### Input for this task
◇ ◇ ◇ ◇
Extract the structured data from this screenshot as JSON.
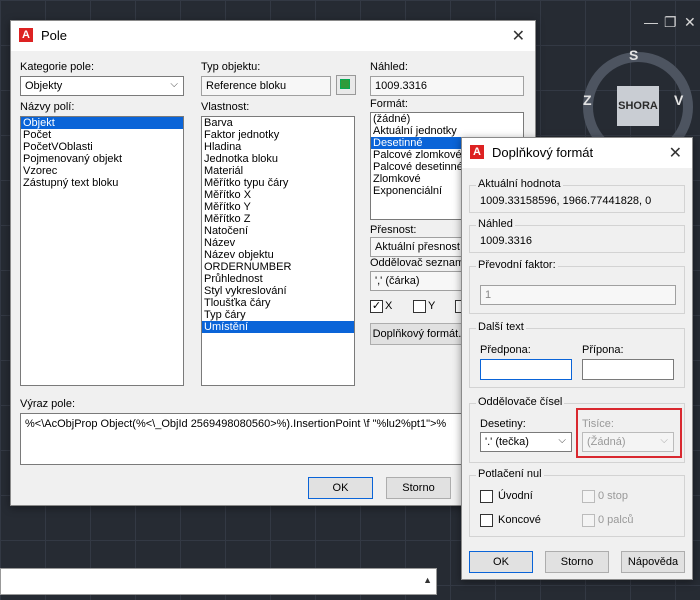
{
  "background": {
    "minimize_glyph": "—",
    "restore_glyph": "❐",
    "close_glyph": "✕",
    "viewcube": {
      "face": "SHORA",
      "north": "S",
      "west": "Z",
      "east": "V"
    }
  },
  "pole": {
    "title": "Pole",
    "kategorie_label": "Kategorie pole:",
    "kategorie_value": "Objekty",
    "nazvy_label": "Názvy polí:",
    "nazvy_items": [
      "Objekt",
      "Počet",
      "PočetVOblasti",
      "Pojmenovaný objekt",
      "Vzorec",
      "Zástupný text bloku"
    ],
    "nazvy_selected": 0,
    "typ_label": "Typ objektu:",
    "typ_value": "Reference bloku",
    "vlastnost_label": "Vlastnost:",
    "vlastnost_items": [
      "Barva",
      "Faktor jednotky",
      "Hladina",
      "Jednotka bloku",
      "Materiál",
      "Měřítko typu čáry",
      "Měřítko X",
      "Měřítko Y",
      "Měřítko Z",
      "Natočení",
      "Název",
      "Název objektu",
      "ORDERNUMBER",
      "Průhlednost",
      "Styl vykreslování",
      "Tloušťka čáry",
      "Typ čáry",
      "Umístění"
    ],
    "vlastnost_selected": 17,
    "nahled_label": "Náhled:",
    "nahled_value": "1009.3316",
    "format_label": "Formát:",
    "format_items": [
      "(žádné)",
      "Aktuální jednotky",
      "Desetinné",
      "Palcové zlomkové",
      "Palcové desetinné",
      "Zlomkové",
      "Exponenciální"
    ],
    "format_selected": 2,
    "presnost_label": "Přesnost:",
    "presnost_value": "Aktuální přesnost",
    "oddelovac_label": "Oddělovač seznamu:",
    "oddelovac_value": "',' (čárka)",
    "x_label": "X",
    "y_label": "Y",
    "x_checked": "✓",
    "doplnkovy_button": "Doplňkový formát...",
    "vyraz_label": "Výraz pole:",
    "vyraz_value": "%<\\AcObjProp Object(%<\\_ObjId 2569498080560>%).InsertionPoint \\f \"%lu2%pt1\">%",
    "ok": "OK",
    "storno": "Storno"
  },
  "doplnkovy": {
    "title": "Doplňkový formát",
    "aktualni_label": "Aktuální hodnota",
    "aktualni_value": "1009.33158596, 1966.77441828, 0",
    "nahled_label": "Náhled",
    "nahled_value": "1009.3316",
    "prevodni_label": "Převodní faktor:",
    "prevodni_value": "1",
    "dalsi_text_label": "Další text",
    "predpona_label": "Předpona:",
    "predpona_value": "",
    "pripona_label": "Přípona:",
    "pripona_value": "",
    "oddelovace_label": "Oddělovače čísel",
    "desetiny_label": "Desetiny:",
    "desetiny_value": "'.' (tečka)",
    "tisice_label": "Tisíce:",
    "tisice_value": "(Žádná)",
    "potlaceni_label": "Potlačení nul",
    "uvodni_label": "Úvodní",
    "koncove_label": "Koncové",
    "stop_label": "0 stop",
    "palcu_label": "0 palců",
    "ok": "OK",
    "storno": "Storno",
    "napoveda": "Nápověda",
    "highlight_color": "#d9282f"
  }
}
◇ ◇ ◇ ◇
### Exercise aim
Print every entry above again without changing a word, and omit the pictures.

### Written response
Extract the structured data from this screenshot as JSON.
{
  "background": {
    "minimize_glyph": "—",
    "restore_glyph": "❐",
    "close_glyph": "✕",
    "viewcube": {
      "face": "SHORA",
      "north": "S",
      "west": "Z",
      "east": "V"
    }
  },
  "pole": {
    "title": "Pole",
    "kategorie_label": "Kategorie pole:",
    "kategorie_value": "Objekty",
    "nazvy_label": "Názvy polí:",
    "nazvy_items": [
      "Objekt",
      "Počet",
      "PočetVOblasti",
      "Pojmenovaný objekt",
      "Vzorec",
      "Zástupný text bloku"
    ],
    "nazvy_selected": 0,
    "typ_label": "Typ objektu:",
    "typ_value": "Reference bloku",
    "vlastnost_label": "Vlastnost:",
    "vlastnost_items": [
      "Barva",
      "Faktor jednotky",
      "Hladina",
      "Jednotka bloku",
      "Materiál",
      "Měřítko typu čáry",
      "Měřítko X",
      "Měřítko Y",
      "Měřítko Z",
      "Natočení",
      "Název",
      "Název objektu",
      "ORDERNUMBER",
      "Průhlednost",
      "Styl vykreslování",
      "Tloušťka čáry",
      "Typ čáry",
      "Umístění"
    ],
    "vlastnost_selected": 17,
    "nahled_label": "Náhled:",
    "nahled_value": "1009.3316",
    "format_label": "Formát:",
    "format_items": [
      "(žádné)",
      "Aktuální jednotky",
      "Desetinné",
      "Palcové zlomkové",
      "Palcové desetinné",
      "Zlomkové",
      "Exponenciální"
    ],
    "format_selected": 2,
    "presnost_label": "Přesnost:",
    "presnost_value": "Aktuální přesnost",
    "oddelovac_label": "Oddělovač seznamu:",
    "oddelovac_value": "',' (čárka)",
    "x_label": "X",
    "y_label": "Y",
    "x_checked": "✓",
    "doplnkovy_button": "Doplňkový formát...",
    "vyraz_label": "Výraz pole:",
    "vyraz_value": "%<\\AcObjProp Object(%<\\_ObjId 2569498080560>%).InsertionPoint \\f \"%lu2%pt1\">%",
    "ok": "OK",
    "storno": "Storno"
  },
  "doplnkovy": {
    "title": "Doplňkový formát",
    "aktualni_label": "Aktuální hodnota",
    "aktualni_value": "1009.33158596, 1966.77441828, 0",
    "nahled_label": "Náhled",
    "nahled_value": "1009.3316",
    "prevodni_label": "Převodní faktor:",
    "prevodni_value": "1",
    "dalsi_text_label": "Další text",
    "predpona_label": "Předpona:",
    "predpona_value": "",
    "pripona_label": "Přípona:",
    "pripona_value": "",
    "oddelovace_label": "Oddělovače čísel",
    "desetiny_label": "Desetiny:",
    "desetiny_value": "'.' (tečka)",
    "tisice_label": "Tisíce:",
    "tisice_value": "(Žádná)",
    "potlaceni_label": "Potlačení nul",
    "uvodni_label": "Úvodní",
    "koncove_label": "Koncové",
    "stop_label": "0 stop",
    "palcu_label": "0 palců",
    "ok": "OK",
    "storno": "Storno",
    "napoveda": "Nápověda",
    "highlight_color": "#d9282f"
  }
}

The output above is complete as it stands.